##### Stored data
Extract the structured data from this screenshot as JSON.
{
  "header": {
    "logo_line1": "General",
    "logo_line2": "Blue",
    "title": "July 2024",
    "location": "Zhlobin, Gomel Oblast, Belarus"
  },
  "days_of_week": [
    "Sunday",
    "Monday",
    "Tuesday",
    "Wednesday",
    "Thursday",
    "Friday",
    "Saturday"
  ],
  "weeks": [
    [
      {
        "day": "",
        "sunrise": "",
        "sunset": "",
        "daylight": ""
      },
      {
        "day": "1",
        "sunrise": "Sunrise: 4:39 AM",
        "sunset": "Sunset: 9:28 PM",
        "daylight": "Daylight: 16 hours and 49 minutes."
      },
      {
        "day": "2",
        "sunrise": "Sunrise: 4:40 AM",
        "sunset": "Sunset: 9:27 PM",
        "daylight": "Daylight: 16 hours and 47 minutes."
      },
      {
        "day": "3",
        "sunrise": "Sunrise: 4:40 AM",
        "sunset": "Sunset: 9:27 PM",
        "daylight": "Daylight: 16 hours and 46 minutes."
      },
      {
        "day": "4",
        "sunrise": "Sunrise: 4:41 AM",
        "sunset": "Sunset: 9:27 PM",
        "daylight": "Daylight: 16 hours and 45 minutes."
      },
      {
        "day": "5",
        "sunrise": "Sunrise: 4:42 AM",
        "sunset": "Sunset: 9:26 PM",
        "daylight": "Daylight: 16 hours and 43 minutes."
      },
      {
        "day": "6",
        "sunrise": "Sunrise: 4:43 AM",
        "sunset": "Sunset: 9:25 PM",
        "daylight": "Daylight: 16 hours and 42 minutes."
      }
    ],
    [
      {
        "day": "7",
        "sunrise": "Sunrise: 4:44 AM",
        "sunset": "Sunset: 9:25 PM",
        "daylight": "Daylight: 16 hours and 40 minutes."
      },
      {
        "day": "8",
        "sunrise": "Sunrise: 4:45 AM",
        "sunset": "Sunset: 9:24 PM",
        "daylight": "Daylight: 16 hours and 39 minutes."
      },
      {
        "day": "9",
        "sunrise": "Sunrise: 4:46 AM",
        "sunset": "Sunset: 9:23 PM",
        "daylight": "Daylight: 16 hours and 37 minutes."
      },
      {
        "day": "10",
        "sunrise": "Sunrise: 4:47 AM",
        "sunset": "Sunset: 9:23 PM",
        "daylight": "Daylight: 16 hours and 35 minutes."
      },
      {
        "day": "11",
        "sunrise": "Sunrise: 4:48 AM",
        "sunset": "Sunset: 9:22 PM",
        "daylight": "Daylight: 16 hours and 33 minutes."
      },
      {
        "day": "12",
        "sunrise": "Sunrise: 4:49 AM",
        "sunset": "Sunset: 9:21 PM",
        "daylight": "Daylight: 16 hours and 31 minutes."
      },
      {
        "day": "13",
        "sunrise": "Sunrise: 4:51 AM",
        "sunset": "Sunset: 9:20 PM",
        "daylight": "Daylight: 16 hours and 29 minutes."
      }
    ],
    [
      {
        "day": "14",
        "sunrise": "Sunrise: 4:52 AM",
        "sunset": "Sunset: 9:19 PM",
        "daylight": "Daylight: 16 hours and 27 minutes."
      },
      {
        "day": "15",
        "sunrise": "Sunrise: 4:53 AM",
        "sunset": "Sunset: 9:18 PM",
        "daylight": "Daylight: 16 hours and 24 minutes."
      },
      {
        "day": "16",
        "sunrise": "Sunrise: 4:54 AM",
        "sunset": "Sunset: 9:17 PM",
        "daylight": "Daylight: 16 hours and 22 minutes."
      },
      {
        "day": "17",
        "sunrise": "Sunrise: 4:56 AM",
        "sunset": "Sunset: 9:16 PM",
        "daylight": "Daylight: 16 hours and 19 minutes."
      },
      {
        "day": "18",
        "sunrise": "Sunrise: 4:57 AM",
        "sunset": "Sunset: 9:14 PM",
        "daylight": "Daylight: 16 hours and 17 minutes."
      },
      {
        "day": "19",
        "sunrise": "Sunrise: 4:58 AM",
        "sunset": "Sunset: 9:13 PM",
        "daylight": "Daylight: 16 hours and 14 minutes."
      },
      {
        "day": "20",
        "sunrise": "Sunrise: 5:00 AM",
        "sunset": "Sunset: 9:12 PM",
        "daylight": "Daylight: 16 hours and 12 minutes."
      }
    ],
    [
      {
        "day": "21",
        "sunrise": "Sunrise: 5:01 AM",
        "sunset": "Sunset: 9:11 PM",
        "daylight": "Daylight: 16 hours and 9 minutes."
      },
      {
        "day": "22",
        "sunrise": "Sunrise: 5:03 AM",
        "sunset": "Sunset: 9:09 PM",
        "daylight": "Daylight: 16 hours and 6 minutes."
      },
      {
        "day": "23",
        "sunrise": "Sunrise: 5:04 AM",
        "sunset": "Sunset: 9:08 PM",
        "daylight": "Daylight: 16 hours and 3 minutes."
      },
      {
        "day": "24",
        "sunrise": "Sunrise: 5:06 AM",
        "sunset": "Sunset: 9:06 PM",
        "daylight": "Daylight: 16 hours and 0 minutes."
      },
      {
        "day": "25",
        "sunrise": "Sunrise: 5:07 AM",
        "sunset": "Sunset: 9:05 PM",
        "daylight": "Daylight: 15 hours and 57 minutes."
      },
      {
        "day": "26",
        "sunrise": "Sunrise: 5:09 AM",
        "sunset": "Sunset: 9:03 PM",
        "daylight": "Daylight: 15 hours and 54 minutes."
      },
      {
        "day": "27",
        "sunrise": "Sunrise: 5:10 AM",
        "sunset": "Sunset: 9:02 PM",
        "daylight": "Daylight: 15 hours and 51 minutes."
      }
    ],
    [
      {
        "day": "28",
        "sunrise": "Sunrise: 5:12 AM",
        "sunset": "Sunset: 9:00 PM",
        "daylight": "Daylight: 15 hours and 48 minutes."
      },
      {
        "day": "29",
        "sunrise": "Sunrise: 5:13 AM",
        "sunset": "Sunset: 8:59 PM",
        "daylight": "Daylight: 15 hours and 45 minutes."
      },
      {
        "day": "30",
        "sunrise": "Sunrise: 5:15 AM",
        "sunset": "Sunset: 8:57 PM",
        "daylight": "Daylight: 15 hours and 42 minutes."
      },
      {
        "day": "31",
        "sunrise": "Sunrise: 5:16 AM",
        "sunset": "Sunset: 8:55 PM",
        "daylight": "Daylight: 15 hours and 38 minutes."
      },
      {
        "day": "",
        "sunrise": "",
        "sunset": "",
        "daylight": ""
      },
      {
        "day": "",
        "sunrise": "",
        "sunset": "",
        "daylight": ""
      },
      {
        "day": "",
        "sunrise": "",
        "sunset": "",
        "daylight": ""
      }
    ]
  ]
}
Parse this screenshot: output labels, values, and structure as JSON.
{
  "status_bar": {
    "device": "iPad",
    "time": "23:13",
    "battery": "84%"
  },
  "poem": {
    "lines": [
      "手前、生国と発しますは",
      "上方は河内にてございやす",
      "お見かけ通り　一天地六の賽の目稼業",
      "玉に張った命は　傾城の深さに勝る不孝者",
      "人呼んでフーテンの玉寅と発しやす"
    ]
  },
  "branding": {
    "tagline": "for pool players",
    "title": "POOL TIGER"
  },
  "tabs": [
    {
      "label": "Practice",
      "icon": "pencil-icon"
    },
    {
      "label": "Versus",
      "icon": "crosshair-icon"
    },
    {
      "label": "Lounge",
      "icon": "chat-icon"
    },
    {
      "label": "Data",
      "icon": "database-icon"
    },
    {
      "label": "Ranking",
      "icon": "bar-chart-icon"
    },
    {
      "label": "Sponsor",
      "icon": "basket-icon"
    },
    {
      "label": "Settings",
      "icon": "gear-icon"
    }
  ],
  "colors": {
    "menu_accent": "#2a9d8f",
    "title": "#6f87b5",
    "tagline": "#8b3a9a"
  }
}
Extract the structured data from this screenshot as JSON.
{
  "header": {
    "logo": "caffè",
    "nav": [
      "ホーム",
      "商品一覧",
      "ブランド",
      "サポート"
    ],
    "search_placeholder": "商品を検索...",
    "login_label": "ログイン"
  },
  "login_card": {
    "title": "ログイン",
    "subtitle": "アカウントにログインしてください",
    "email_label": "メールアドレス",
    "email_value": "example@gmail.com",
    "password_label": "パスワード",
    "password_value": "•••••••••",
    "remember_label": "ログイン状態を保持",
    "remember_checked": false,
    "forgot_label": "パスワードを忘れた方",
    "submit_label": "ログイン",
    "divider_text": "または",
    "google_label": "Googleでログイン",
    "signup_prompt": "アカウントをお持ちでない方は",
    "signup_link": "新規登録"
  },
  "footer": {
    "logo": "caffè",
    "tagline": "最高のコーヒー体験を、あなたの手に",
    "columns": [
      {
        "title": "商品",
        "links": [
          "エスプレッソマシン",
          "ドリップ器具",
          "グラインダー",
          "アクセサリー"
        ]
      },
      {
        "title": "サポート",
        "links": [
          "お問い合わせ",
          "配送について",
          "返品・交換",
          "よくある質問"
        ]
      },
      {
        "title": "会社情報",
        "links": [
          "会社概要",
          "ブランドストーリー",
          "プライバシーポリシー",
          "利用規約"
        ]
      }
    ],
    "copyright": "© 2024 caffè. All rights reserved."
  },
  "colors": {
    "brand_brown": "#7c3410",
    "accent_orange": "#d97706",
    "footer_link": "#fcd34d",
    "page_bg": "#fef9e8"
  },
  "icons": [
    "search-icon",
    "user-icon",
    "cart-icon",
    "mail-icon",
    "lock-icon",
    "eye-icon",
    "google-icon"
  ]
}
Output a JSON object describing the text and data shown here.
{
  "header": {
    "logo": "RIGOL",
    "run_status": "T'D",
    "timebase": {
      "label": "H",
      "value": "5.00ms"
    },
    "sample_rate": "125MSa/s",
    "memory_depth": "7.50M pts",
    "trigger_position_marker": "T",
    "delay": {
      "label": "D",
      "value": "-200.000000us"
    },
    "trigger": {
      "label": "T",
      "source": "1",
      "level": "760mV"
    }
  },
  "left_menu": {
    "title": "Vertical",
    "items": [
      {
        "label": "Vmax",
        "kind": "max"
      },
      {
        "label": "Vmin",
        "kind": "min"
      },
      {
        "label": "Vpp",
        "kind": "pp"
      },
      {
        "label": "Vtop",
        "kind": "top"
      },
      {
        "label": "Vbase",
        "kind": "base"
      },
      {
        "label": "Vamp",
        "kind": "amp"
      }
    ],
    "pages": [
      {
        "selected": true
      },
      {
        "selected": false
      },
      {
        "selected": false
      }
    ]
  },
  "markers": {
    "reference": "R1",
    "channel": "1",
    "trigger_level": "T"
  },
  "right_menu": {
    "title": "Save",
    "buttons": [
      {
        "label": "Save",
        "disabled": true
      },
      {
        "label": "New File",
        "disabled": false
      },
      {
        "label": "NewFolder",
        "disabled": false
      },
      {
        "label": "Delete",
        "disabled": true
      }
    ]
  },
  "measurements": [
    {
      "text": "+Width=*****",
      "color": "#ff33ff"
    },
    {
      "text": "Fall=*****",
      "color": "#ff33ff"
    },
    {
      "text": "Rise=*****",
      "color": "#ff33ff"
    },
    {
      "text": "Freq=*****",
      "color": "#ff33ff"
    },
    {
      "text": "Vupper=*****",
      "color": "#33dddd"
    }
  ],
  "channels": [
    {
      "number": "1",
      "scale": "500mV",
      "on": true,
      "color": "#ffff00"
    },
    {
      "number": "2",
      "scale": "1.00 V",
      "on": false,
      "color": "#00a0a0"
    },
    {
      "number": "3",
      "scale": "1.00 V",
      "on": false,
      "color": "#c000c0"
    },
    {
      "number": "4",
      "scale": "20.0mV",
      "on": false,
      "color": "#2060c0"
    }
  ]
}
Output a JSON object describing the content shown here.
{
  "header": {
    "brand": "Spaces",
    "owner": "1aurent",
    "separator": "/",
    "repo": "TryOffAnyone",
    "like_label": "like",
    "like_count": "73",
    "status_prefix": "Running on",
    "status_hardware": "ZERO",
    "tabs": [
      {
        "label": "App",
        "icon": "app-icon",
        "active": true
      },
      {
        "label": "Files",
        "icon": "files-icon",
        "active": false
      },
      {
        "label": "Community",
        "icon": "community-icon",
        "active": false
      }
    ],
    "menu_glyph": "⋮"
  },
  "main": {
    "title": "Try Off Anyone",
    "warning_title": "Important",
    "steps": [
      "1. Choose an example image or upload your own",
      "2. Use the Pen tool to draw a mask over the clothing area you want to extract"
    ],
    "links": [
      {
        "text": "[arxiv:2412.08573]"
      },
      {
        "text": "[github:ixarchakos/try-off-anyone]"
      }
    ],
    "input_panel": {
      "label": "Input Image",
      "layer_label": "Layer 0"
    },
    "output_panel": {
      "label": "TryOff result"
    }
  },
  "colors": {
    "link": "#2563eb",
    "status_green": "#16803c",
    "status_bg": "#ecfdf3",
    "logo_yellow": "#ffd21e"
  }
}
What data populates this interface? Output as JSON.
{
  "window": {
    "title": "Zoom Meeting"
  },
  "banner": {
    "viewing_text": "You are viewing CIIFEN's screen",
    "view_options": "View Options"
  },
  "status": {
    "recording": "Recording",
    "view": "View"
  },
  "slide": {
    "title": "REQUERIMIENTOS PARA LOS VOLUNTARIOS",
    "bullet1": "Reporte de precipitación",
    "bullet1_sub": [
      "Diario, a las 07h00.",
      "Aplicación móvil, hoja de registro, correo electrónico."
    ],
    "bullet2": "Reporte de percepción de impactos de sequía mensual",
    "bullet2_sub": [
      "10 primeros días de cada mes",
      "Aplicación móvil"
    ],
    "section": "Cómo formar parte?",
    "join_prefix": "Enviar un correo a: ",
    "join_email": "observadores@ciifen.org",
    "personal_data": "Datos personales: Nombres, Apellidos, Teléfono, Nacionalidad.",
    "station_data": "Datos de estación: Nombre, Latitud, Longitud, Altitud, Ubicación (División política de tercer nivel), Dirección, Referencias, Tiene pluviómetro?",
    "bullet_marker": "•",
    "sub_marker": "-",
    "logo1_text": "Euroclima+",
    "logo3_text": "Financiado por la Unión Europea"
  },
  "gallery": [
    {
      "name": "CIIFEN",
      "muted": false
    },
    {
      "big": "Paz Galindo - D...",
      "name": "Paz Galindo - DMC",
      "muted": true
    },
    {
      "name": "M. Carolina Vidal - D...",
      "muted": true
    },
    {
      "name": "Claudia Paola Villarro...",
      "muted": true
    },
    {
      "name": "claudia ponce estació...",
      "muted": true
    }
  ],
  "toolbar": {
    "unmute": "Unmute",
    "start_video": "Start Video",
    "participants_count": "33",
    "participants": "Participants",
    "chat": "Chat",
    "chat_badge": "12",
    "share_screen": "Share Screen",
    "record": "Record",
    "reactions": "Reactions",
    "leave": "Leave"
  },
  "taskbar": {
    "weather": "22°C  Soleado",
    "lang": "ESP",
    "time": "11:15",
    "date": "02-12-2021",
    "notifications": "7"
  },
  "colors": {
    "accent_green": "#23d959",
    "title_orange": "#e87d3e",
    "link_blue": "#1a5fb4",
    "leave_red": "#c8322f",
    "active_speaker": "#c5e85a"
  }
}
##########
Every line of the listing that holds "Galindo" should be found and copied.

      "big": "Paz Galindo - D...",
      "name": "Paz Galindo - DMC",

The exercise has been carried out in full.